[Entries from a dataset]

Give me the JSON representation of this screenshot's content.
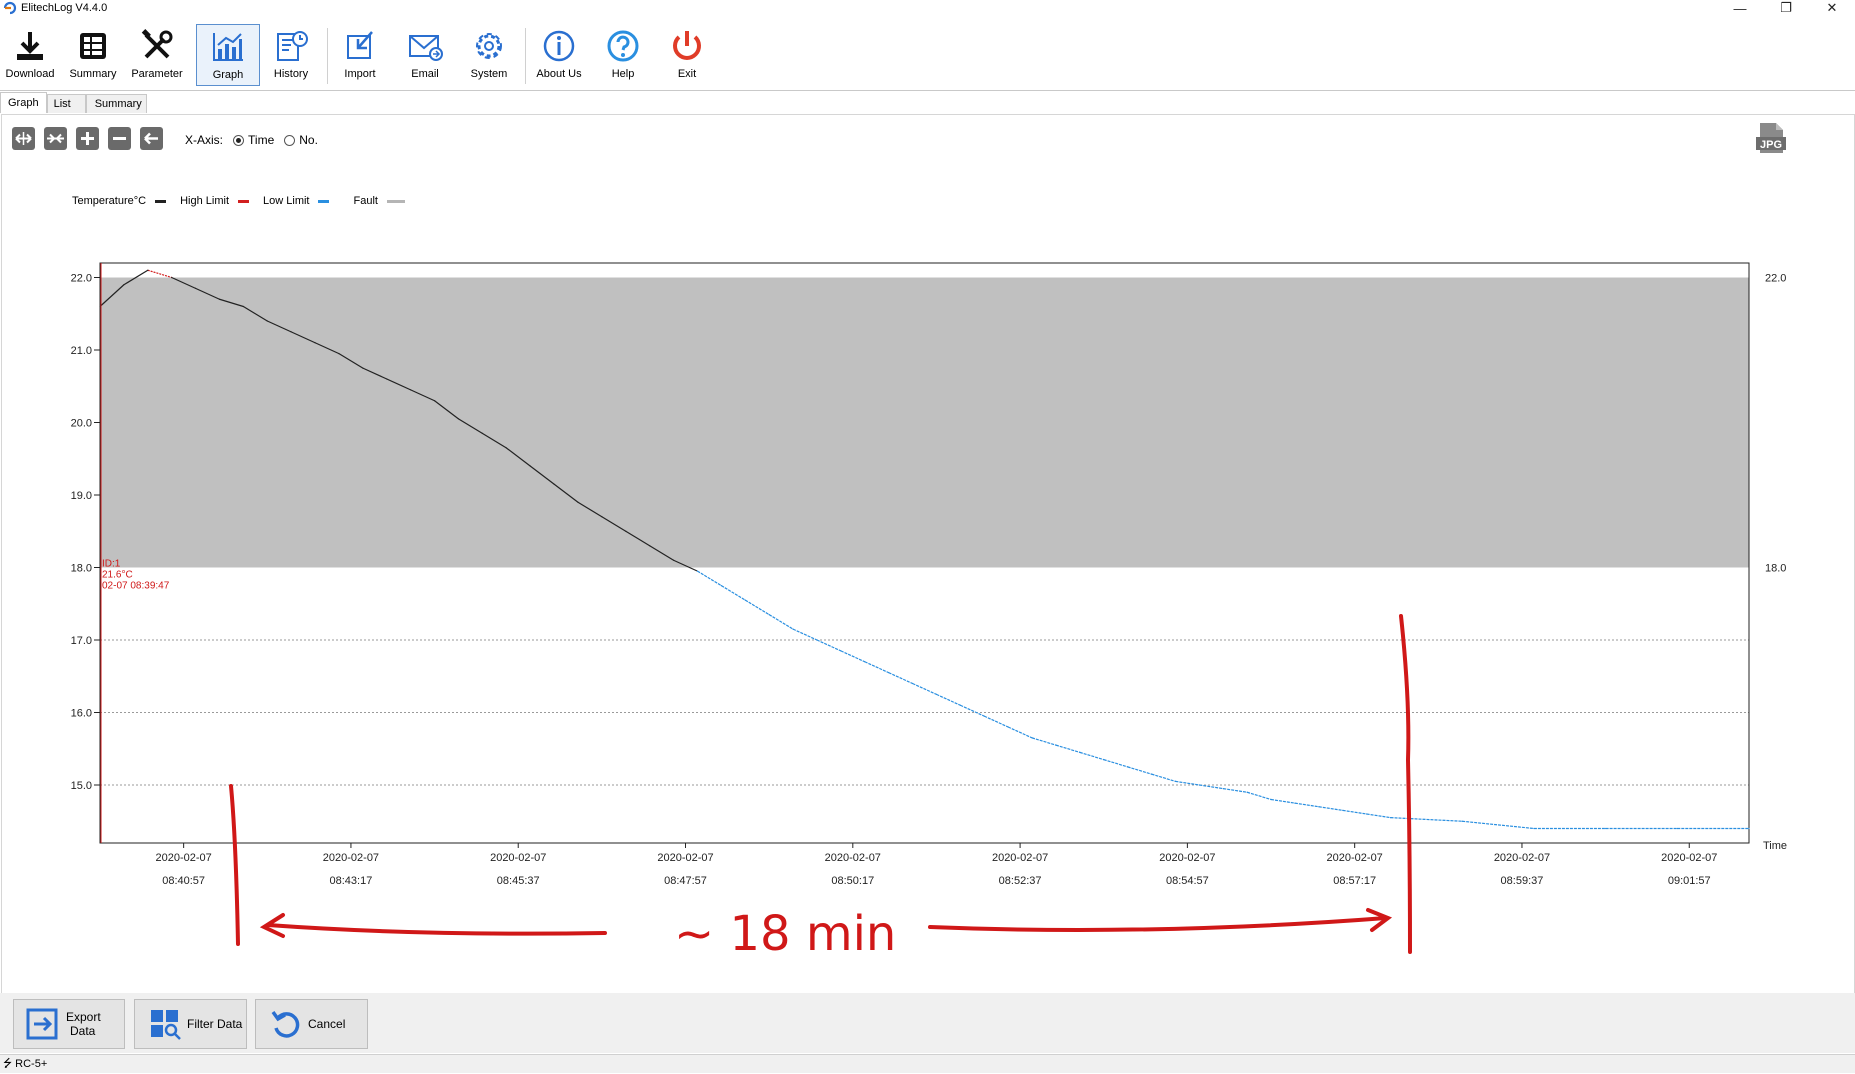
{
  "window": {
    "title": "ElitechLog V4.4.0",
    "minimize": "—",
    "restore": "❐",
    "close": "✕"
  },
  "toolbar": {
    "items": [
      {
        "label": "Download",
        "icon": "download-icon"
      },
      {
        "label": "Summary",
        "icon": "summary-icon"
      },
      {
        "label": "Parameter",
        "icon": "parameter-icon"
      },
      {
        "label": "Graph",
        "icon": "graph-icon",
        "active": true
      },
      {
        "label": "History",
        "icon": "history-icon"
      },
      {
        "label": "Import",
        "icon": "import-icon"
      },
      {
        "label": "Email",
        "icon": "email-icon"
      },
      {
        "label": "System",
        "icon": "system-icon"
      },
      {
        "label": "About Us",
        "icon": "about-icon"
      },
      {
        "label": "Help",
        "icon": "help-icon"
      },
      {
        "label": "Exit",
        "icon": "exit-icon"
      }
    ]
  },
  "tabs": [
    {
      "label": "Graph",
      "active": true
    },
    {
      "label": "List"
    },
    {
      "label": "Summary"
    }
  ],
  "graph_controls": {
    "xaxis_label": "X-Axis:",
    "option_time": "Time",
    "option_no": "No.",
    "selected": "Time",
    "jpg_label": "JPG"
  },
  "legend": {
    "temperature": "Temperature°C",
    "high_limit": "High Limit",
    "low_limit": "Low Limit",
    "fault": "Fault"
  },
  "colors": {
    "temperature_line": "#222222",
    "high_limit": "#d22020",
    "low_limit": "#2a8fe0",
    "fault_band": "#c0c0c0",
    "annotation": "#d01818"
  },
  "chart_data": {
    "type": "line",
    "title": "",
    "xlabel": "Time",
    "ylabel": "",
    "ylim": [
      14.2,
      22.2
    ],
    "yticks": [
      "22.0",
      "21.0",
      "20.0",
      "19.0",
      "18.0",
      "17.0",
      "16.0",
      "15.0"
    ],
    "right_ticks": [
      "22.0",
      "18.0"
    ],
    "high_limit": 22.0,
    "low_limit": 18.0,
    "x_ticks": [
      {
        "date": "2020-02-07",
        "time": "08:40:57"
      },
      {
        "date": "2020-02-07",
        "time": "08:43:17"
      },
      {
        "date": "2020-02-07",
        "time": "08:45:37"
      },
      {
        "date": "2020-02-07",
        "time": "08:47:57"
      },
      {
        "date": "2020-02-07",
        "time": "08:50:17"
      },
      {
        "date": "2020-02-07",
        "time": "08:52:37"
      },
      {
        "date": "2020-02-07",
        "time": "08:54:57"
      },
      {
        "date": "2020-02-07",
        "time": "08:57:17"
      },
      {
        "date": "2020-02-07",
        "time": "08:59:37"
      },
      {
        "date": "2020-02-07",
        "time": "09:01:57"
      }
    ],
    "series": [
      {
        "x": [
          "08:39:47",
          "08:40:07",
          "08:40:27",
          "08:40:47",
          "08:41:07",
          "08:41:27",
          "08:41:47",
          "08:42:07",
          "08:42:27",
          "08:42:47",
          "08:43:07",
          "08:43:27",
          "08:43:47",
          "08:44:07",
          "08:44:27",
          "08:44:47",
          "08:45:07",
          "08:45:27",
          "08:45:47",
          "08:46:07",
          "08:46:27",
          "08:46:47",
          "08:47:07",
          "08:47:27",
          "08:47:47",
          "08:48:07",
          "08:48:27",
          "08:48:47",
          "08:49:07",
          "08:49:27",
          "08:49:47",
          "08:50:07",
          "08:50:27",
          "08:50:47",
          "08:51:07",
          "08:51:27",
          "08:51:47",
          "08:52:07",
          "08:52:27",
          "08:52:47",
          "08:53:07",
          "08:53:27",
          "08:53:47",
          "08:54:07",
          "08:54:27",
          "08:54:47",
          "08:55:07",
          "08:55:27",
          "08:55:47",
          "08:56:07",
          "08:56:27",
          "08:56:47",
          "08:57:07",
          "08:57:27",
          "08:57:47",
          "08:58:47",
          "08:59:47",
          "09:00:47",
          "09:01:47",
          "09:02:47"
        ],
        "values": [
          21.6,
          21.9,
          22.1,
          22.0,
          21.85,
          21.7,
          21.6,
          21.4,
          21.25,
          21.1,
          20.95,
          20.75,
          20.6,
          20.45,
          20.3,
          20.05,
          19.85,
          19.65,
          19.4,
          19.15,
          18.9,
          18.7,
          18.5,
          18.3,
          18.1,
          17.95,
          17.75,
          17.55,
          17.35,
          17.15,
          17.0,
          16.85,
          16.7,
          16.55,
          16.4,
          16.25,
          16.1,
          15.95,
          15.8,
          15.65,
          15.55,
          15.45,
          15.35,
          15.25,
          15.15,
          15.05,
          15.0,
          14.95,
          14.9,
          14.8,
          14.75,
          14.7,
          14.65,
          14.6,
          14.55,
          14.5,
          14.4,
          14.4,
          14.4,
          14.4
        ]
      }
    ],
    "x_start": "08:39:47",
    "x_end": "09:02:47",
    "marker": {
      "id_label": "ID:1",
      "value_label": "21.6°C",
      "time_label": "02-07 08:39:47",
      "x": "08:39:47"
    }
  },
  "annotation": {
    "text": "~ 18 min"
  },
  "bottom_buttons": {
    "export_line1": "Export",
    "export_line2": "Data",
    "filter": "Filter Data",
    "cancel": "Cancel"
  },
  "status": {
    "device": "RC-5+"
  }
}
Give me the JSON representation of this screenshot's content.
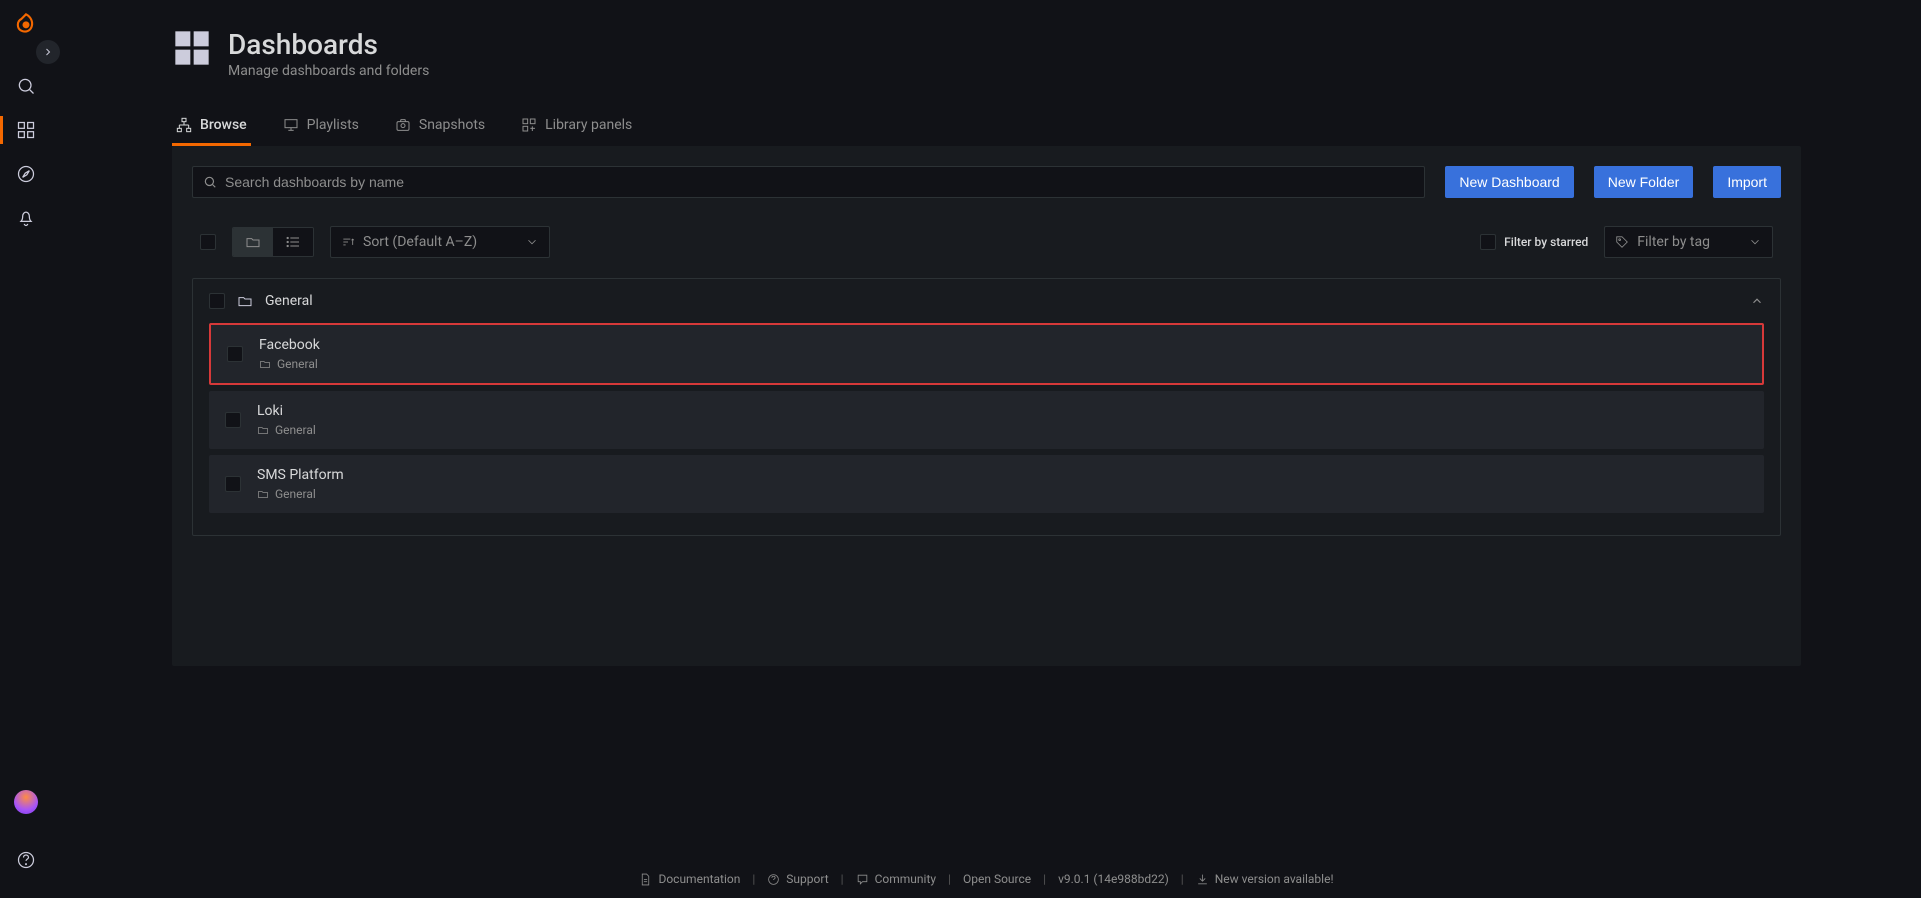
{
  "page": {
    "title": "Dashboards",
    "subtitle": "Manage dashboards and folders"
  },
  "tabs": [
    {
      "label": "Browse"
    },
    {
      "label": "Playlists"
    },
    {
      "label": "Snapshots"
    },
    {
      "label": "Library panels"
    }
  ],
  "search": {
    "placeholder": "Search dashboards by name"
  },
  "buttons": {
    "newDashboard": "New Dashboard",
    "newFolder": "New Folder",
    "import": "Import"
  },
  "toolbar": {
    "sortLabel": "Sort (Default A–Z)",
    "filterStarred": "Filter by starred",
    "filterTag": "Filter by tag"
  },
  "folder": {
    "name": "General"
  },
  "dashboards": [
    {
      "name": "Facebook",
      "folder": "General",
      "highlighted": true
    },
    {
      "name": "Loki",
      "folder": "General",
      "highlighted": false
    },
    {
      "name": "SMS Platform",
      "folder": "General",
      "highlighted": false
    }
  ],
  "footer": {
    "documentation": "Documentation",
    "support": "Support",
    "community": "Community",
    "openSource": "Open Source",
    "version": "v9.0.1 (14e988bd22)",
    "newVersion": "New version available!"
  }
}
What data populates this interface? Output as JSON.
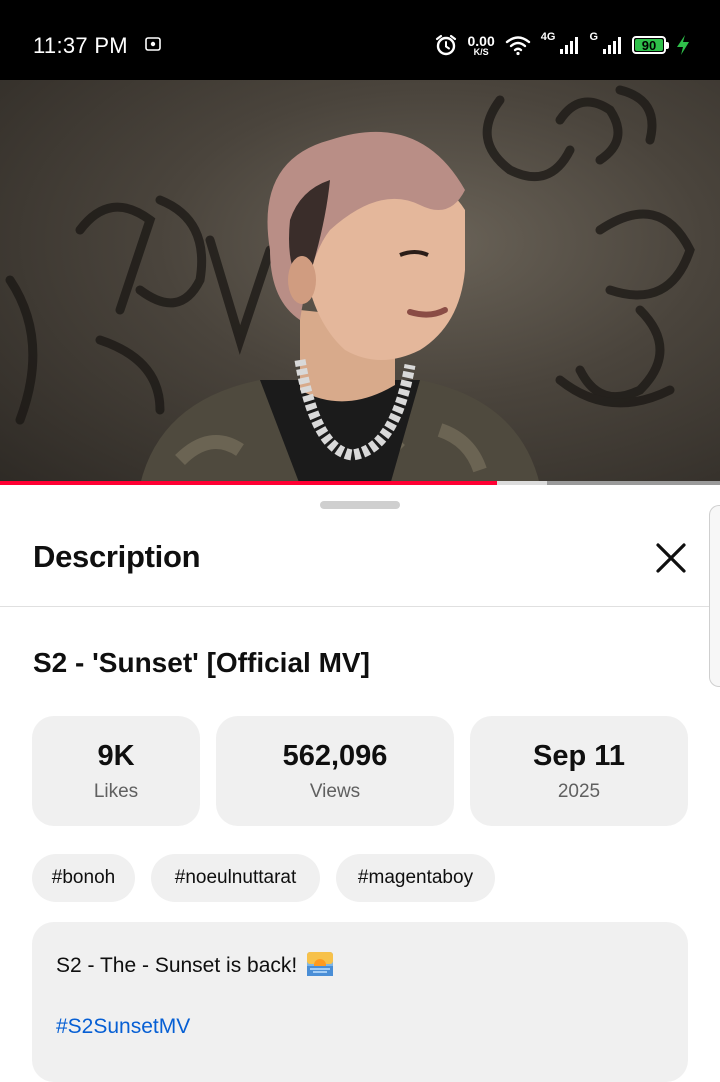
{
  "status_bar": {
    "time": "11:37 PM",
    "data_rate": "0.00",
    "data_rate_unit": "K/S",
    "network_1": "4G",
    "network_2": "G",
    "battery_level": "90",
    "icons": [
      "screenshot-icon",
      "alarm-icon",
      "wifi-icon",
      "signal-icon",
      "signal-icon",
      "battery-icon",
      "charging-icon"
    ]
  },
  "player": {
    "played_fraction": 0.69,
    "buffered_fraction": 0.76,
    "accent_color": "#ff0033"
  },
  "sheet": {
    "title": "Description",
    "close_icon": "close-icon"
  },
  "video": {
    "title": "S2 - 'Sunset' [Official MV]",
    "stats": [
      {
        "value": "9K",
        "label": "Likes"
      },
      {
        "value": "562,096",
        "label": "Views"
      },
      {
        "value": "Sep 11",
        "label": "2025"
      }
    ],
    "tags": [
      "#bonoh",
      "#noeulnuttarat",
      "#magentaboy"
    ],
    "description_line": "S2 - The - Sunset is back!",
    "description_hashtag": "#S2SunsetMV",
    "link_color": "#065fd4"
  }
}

■ Description of the task
Restate the listing above word for word, and skip the pictures.

■ Result for this exercise
Give me the JSON representation of this screenshot's content.
{
  "window": {
    "title": "ElitechLog V4.4.0",
    "minimize": "—",
    "restore": "❐",
    "close": "✕"
  },
  "toolbar": {
    "items": [
      {
        "label": "Download",
        "icon": "download-icon"
      },
      {
        "label": "Summary",
        "icon": "summary-icon"
      },
      {
        "label": "Parameter",
        "icon": "parameter-icon"
      },
      {
        "label": "Graph",
        "icon": "graph-icon",
        "active": true
      },
      {
        "label": "History",
        "icon": "history-icon"
      },
      {
        "label": "Import",
        "icon": "import-icon"
      },
      {
        "label": "Email",
        "icon": "email-icon"
      },
      {
        "label": "System",
        "icon": "system-icon"
      },
      {
        "label": "About Us",
        "icon": "about-icon"
      },
      {
        "label": "Help",
        "icon": "help-icon"
      },
      {
        "label": "Exit",
        "icon": "exit-icon"
      }
    ]
  },
  "tabs": [
    {
      "label": "Graph",
      "active": true
    },
    {
      "label": "List"
    },
    {
      "label": "Summary"
    }
  ],
  "graph_controls": {
    "xaxis_label": "X-Axis:",
    "option_time": "Time",
    "option_no": "No.",
    "selected": "Time",
    "jpg_label": "JPG"
  },
  "legend": {
    "temperature": "Temperature°C",
    "high_limit": "High Limit",
    "low_limit": "Low Limit",
    "fault": "Fault"
  },
  "colors": {
    "temperature_line": "#222222",
    "high_limit": "#d22020",
    "low_limit": "#2a8fe0",
    "fault_band": "#c0c0c0",
    "annotation": "#d01818"
  },
  "chart_data": {
    "type": "line",
    "title": "",
    "xlabel": "Time",
    "ylabel": "",
    "ylim": [
      14.2,
      22.2
    ],
    "yticks": [
      "22.0",
      "21.0",
      "20.0",
      "19.0",
      "18.0",
      "17.0",
      "16.0",
      "15.0"
    ],
    "right_ticks": [
      "22.0",
      "18.0"
    ],
    "high_limit": 22.0,
    "low_limit": 18.0,
    "x_ticks": [
      {
        "date": "2020-02-07",
        "time": "08:40:57"
      },
      {
        "date": "2020-02-07",
        "time": "08:43:17"
      },
      {
        "date": "2020-02-07",
        "time": "08:45:37"
      },
      {
        "date": "2020-02-07",
        "time": "08:47:57"
      },
      {
        "date": "2020-02-07",
        "time": "08:50:17"
      },
      {
        "date": "2020-02-07",
        "time": "08:52:37"
      },
      {
        "date": "2020-02-07",
        "time": "08:54:57"
      },
      {
        "date": "2020-02-07",
        "time": "08:57:17"
      },
      {
        "date": "2020-02-07",
        "time": "08:59:37"
      },
      {
        "date": "2020-02-07",
        "time": "09:01:57"
      }
    ],
    "series": [
      {
        "x": [
          "08:39:47",
          "08:40:07",
          "08:40:27",
          "08:40:47",
          "08:41:07",
          "08:41:27",
          "08:41:47",
          "08:42:07",
          "08:42:27",
          "08:42:47",
          "08:43:07",
          "08:43:27",
          "08:43:47",
          "08:44:07",
          "08:44:27",
          "08:44:47",
          "08:45:07",
          "08:45:27",
          "08:45:47",
          "08:46:07",
          "08:46:27",
          "08:46:47",
          "08:47:07",
          "08:47:27",
          "08:47:47",
          "08:48:07",
          "08:48:27",
          "08:48:47",
          "08:49:07",
          "08:49:27",
          "08:49:47",
          "08:50:07",
          "08:50:27",
          "08:50:47",
          "08:51:07",
          "08:51:27",
          "08:51:47",
          "08:52:07",
          "08:52:27",
          "08:52:47",
          "08:53:07",
          "08:53:27",
          "08:53:47",
          "08:54:07",
          "08:54:27",
          "08:54:47",
          "08:55:07",
          "08:55:27",
          "08:55:47",
          "08:56:07",
          "08:56:27",
          "08:56:47",
          "08:57:07",
          "08:57:27",
          "08:57:47",
          "08:58:47",
          "08:59:47",
          "09:00:47",
          "09:01:47",
          "09:02:47"
        ],
        "values": [
          21.6,
          21.9,
          22.1,
          22.0,
          21.85,
          21.7,
          21.6,
          21.4,
          21.25,
          21.1,
          20.95,
          20.75,
          20.6,
          20.45,
          20.3,
          20.05,
          19.85,
          19.65,
          19.4,
          19.15,
          18.9,
          18.7,
          18.5,
          18.3,
          18.1,
          17.95,
          17.75,
          17.55,
          17.35,
          17.15,
          17.0,
          16.85,
          16.7,
          16.55,
          16.4,
          16.25,
          16.1,
          15.95,
          15.8,
          15.65,
          15.55,
          15.45,
          15.35,
          15.25,
          15.15,
          15.05,
          15.0,
          14.95,
          14.9,
          14.8,
          14.75,
          14.7,
          14.65,
          14.6,
          14.55,
          14.5,
          14.4,
          14.4,
          14.4,
          14.4
        ]
      }
    ],
    "x_start": "08:39:47",
    "x_end": "09:02:47",
    "marker": {
      "id_label": "ID:1",
      "value_label": "21.6°C",
      "time_label": "02-07 08:39:47",
      "x": "08:39:47"
    }
  },
  "annotation": {
    "text": "~ 18 min"
  },
  "bottom_buttons": {
    "export_line1": "Export",
    "export_line2": "Data",
    "filter": "Filter Data",
    "cancel": "Cancel"
  },
  "status": {
    "device": "RC-5+"
  }
}
Give me the JSON representation of this screenshot's content.
{
  "page": {
    "title": "Dashboards",
    "subtitle": "Manage dashboards and folders"
  },
  "tabs": [
    {
      "label": "Browse"
    },
    {
      "label": "Playlists"
    },
    {
      "label": "Snapshots"
    },
    {
      "label": "Library panels"
    }
  ],
  "search": {
    "placeholder": "Search dashboards by name"
  },
  "buttons": {
    "newDashboard": "New Dashboard",
    "newFolder": "New Folder",
    "import": "Import"
  },
  "toolbar": {
    "sortLabel": "Sort (Default A–Z)",
    "filterStarred": "Filter by starred",
    "filterTag": "Filter by tag"
  },
  "folder": {
    "name": "General"
  },
  "dashboards": [
    {
      "name": "Facebook",
      "folder": "General",
      "highlighted": true
    },
    {
      "name": "Loki",
      "folder": "General",
      "highlighted": false
    },
    {
      "name": "SMS Platform",
      "folder": "General",
      "highlighted": false
    }
  ],
  "footer": {
    "documentation": "Documentation",
    "support": "Support",
    "community": "Community",
    "openSource": "Open Source",
    "version": "v9.0.1 (14e988bd22)",
    "newVersion": "New version available!"
  }
}
What data populates this interface? Output as JSON.
{
  "status_bar": {
    "time": "11:37 PM",
    "data_rate": "0.00",
    "data_rate_unit": "K/S",
    "network_1": "4G",
    "network_2": "G",
    "battery_level": "90",
    "icons": [
      "screenshot-icon",
      "alarm-icon",
      "wifi-icon",
      "signal-icon",
      "signal-icon",
      "battery-icon",
      "charging-icon"
    ]
  },
  "player": {
    "played_fraction": 0.69,
    "buffered_fraction": 0.76,
    "accent_color": "#ff0033"
  },
  "sheet": {
    "title": "Description",
    "close_icon": "close-icon"
  },
  "video": {
    "title": "S2 - 'Sunset' [Official MV]",
    "stats": [
      {
        "value": "9K",
        "label": "Likes"
      },
      {
        "value": "562,096",
        "label": "Views"
      },
      {
        "value": "Sep 11",
        "label": "2025"
      }
    ],
    "tags": [
      "#bonoh",
      "#noeulnuttarat",
      "#magentaboy"
    ],
    "description_line": "S2 - The - Sunset is back!",
    "description_hashtag": "#S2SunsetMV",
    "link_color": "#065fd4"
  }
}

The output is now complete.